[Dataset rows]
--*--

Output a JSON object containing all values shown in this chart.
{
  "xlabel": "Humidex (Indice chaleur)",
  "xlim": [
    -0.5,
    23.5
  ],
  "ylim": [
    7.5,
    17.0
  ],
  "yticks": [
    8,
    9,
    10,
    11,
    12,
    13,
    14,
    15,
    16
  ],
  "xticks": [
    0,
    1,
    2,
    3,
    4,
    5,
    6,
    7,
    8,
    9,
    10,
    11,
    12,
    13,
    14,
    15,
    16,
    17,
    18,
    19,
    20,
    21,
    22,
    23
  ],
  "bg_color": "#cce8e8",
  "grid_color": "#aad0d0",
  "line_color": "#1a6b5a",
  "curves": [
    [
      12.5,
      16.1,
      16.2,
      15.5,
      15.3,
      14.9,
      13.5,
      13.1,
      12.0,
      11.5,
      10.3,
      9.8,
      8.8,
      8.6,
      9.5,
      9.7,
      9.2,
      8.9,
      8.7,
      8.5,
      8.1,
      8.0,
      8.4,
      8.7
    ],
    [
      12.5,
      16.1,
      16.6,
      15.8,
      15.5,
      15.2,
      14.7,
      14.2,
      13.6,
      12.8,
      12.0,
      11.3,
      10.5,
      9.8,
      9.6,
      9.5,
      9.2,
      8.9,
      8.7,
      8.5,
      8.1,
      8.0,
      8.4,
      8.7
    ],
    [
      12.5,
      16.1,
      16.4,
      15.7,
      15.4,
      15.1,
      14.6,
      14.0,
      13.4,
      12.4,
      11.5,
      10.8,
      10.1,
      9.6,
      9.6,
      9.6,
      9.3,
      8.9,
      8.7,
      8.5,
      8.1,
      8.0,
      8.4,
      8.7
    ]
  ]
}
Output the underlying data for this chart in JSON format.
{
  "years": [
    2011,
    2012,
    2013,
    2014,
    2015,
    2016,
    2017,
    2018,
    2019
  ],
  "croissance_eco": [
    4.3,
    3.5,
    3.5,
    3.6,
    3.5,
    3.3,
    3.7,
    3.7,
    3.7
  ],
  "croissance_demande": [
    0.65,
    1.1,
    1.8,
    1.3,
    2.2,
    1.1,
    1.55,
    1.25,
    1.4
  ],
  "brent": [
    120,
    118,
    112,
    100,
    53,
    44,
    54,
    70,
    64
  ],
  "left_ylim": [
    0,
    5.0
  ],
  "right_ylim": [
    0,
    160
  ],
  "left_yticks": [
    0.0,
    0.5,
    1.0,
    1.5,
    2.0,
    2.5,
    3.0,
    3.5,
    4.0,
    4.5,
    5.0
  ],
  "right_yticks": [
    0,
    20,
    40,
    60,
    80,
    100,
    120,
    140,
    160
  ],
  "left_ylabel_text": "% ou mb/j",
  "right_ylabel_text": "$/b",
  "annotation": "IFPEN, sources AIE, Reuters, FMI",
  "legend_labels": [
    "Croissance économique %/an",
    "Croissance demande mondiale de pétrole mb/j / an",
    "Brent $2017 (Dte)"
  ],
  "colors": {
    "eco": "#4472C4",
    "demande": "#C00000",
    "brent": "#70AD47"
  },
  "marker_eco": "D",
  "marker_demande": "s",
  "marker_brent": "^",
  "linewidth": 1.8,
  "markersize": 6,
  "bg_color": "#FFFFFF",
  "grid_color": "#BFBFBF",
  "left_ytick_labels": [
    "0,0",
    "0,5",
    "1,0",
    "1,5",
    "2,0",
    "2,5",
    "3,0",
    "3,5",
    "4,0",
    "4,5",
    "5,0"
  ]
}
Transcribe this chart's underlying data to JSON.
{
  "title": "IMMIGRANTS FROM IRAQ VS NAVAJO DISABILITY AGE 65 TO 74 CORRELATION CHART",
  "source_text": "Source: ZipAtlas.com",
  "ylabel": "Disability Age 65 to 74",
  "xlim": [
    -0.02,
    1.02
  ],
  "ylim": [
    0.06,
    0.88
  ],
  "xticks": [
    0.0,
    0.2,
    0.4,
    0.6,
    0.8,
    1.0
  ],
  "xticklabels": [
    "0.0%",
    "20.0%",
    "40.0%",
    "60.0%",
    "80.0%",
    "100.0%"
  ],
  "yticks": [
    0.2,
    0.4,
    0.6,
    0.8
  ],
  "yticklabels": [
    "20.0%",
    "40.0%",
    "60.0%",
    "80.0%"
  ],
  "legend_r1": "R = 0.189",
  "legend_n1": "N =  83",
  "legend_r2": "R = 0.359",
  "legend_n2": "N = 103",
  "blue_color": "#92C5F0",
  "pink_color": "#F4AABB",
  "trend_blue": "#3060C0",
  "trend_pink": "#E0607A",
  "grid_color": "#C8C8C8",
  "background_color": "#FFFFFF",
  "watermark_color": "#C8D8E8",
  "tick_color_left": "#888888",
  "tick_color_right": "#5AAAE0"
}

--*--

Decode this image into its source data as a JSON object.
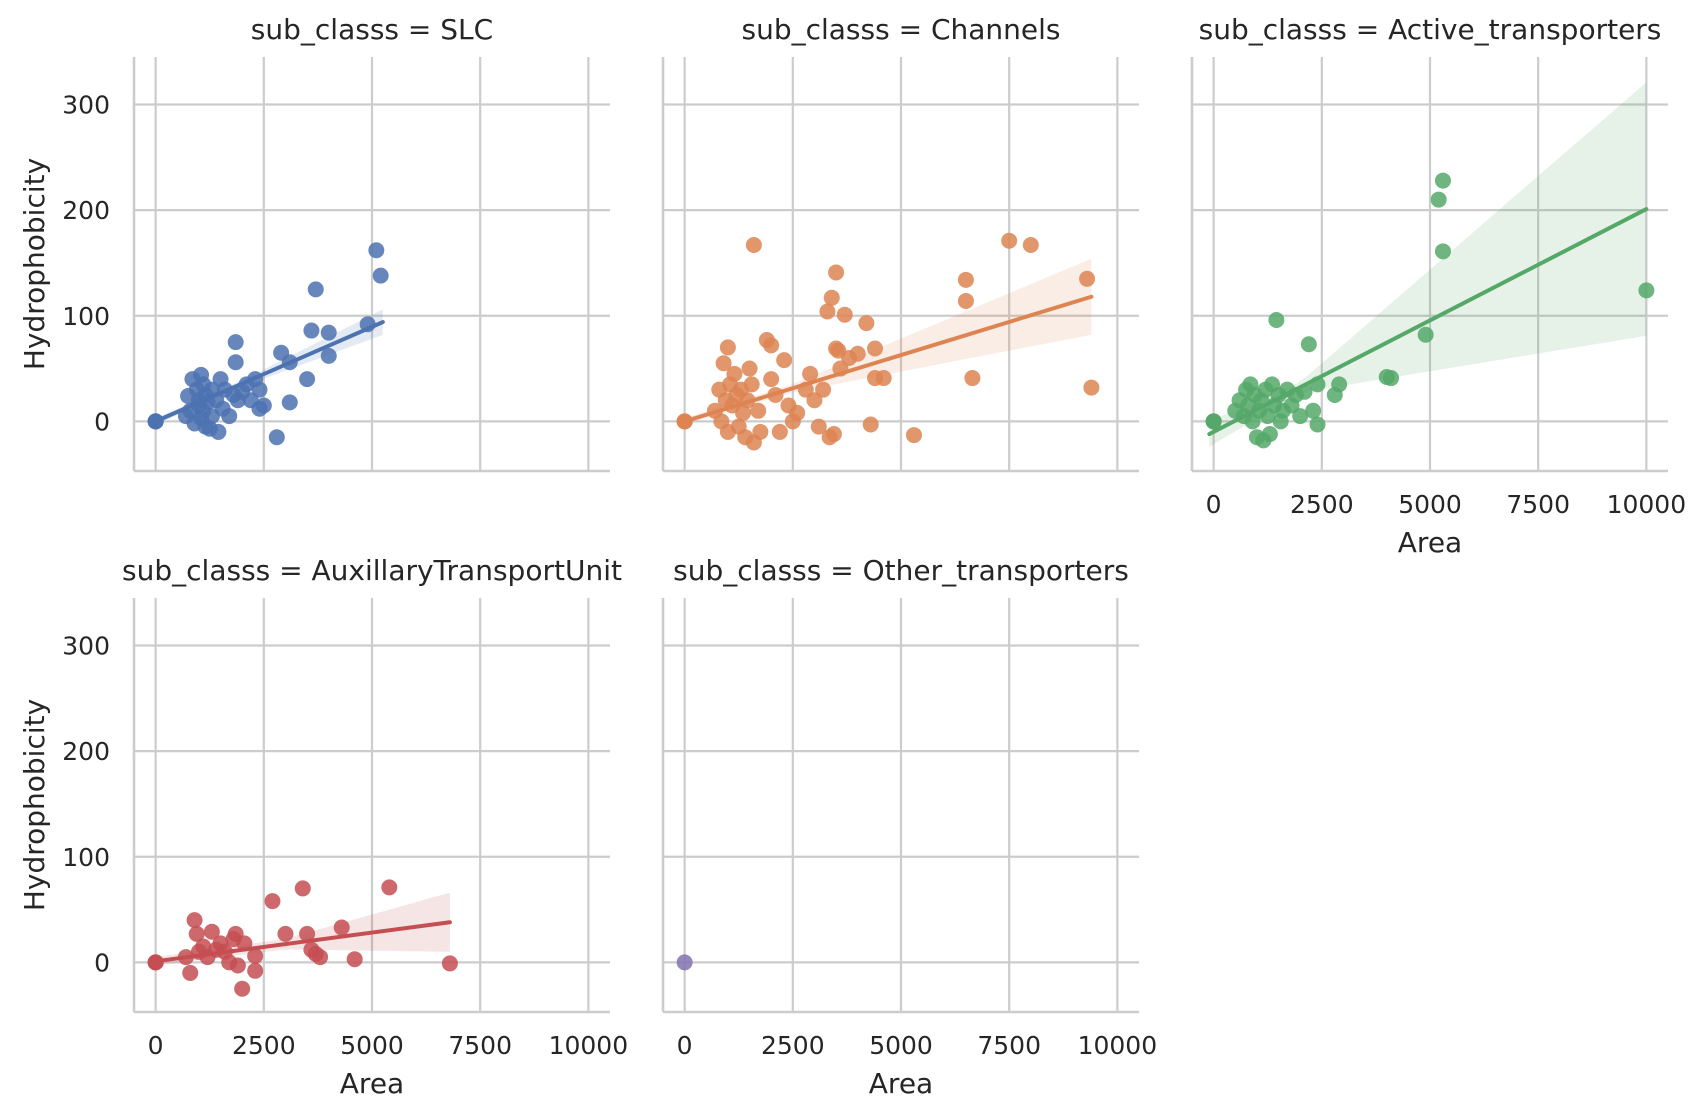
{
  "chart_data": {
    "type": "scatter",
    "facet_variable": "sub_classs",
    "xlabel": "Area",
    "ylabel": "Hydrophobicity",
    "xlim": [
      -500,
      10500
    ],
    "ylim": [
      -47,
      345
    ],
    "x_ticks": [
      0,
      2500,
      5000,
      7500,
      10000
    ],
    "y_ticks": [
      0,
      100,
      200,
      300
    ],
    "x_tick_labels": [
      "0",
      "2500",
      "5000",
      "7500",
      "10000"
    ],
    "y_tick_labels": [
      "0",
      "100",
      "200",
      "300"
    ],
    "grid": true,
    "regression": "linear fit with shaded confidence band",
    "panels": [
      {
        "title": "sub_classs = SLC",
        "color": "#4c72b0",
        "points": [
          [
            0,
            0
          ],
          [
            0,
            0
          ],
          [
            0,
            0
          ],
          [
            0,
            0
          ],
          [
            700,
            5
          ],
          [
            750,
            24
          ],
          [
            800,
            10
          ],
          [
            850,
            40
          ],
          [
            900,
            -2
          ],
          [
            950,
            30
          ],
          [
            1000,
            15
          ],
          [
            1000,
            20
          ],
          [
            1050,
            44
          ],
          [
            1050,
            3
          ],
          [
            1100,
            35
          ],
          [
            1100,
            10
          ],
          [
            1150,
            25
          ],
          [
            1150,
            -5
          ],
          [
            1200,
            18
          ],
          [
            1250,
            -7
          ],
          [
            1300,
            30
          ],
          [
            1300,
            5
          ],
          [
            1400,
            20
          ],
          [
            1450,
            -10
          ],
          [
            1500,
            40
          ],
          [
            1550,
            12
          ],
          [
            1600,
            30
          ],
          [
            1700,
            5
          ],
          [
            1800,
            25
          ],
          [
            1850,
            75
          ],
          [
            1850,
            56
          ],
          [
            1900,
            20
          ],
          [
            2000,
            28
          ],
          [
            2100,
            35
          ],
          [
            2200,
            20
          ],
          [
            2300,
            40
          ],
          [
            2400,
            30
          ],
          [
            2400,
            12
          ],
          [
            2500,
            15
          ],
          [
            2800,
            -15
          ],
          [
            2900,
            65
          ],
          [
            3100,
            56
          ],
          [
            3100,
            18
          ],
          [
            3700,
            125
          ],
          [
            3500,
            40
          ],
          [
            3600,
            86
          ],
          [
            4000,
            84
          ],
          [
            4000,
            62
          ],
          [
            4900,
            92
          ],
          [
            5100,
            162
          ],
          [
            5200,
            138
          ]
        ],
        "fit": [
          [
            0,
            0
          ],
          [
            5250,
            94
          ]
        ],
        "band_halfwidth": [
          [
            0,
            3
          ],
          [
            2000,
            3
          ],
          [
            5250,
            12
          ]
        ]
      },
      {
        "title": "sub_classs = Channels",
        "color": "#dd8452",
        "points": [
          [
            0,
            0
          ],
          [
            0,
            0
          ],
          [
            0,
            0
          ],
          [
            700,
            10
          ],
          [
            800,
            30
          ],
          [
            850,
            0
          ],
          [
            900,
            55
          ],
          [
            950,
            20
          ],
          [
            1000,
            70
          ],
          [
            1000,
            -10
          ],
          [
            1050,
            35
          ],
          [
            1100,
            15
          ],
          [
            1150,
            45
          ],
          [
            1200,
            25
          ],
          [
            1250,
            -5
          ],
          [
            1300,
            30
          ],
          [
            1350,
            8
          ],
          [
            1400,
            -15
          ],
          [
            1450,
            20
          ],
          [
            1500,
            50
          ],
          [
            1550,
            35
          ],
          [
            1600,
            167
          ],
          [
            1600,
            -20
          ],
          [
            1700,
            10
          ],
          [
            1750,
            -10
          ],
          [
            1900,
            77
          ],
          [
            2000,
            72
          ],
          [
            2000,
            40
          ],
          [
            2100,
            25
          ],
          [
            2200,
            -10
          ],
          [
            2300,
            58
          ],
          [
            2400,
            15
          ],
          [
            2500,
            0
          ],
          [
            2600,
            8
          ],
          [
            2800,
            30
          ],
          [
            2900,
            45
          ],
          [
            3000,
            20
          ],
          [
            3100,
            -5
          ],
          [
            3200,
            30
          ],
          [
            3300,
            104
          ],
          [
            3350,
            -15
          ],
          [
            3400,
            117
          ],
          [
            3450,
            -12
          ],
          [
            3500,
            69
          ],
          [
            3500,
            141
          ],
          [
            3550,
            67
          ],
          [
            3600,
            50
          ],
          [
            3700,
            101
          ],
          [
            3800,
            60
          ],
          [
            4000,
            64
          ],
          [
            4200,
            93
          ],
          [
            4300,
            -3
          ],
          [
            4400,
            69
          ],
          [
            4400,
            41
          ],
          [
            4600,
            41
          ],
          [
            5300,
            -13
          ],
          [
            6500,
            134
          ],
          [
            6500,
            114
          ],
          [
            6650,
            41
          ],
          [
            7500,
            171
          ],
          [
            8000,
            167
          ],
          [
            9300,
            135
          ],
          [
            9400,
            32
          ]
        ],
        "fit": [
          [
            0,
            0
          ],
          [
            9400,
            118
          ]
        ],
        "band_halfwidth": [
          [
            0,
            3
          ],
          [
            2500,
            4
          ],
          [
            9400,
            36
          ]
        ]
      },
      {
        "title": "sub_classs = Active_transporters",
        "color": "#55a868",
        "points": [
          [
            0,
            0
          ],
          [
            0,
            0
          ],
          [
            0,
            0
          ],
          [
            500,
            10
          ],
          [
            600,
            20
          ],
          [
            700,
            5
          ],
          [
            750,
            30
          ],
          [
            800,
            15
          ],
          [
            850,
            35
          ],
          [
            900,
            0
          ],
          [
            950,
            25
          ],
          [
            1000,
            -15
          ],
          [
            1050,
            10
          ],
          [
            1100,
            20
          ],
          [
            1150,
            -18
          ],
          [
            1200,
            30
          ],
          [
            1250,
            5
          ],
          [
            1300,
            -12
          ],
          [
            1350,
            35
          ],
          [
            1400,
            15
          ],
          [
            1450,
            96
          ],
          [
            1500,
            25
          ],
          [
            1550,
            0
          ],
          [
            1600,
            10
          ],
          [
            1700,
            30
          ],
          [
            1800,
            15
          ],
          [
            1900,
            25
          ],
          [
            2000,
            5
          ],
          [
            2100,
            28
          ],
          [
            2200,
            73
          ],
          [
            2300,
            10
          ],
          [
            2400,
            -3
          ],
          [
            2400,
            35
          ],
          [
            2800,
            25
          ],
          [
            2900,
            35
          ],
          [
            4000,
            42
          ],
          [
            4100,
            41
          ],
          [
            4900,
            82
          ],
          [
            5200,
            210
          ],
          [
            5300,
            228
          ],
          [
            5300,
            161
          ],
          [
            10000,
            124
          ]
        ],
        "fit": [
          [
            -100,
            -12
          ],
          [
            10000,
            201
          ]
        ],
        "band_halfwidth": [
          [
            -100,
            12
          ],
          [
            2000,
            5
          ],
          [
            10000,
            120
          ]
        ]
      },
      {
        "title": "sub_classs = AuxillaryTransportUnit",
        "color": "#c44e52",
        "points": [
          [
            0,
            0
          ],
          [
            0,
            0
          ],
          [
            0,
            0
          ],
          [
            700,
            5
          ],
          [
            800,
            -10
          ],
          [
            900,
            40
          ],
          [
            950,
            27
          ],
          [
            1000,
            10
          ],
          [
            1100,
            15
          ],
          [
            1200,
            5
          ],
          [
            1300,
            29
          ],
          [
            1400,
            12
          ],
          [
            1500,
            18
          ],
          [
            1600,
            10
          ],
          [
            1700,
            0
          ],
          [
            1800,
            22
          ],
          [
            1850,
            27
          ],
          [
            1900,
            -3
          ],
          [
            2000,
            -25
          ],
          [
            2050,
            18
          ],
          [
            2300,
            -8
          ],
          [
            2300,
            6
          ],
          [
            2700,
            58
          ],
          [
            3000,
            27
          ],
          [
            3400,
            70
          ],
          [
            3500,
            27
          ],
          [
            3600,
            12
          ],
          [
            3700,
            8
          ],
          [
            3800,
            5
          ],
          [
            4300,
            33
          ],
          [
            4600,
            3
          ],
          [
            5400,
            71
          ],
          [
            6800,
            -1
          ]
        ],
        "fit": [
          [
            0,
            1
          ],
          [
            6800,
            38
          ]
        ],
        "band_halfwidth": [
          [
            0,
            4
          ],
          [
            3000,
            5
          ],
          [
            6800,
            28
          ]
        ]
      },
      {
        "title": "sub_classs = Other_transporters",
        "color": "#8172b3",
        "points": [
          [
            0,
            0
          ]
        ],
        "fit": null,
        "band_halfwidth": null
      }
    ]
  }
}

--*--

(Stated problem): Return each line where "JSON" shows up.

(Reply to the exercise):
Output a JSON object containing all values shown in this chart.
Output the underlying data for this chart in JSON format.
Transcribe this chart's underlying data to JSON.
Decode this image into its source data as a JSON object.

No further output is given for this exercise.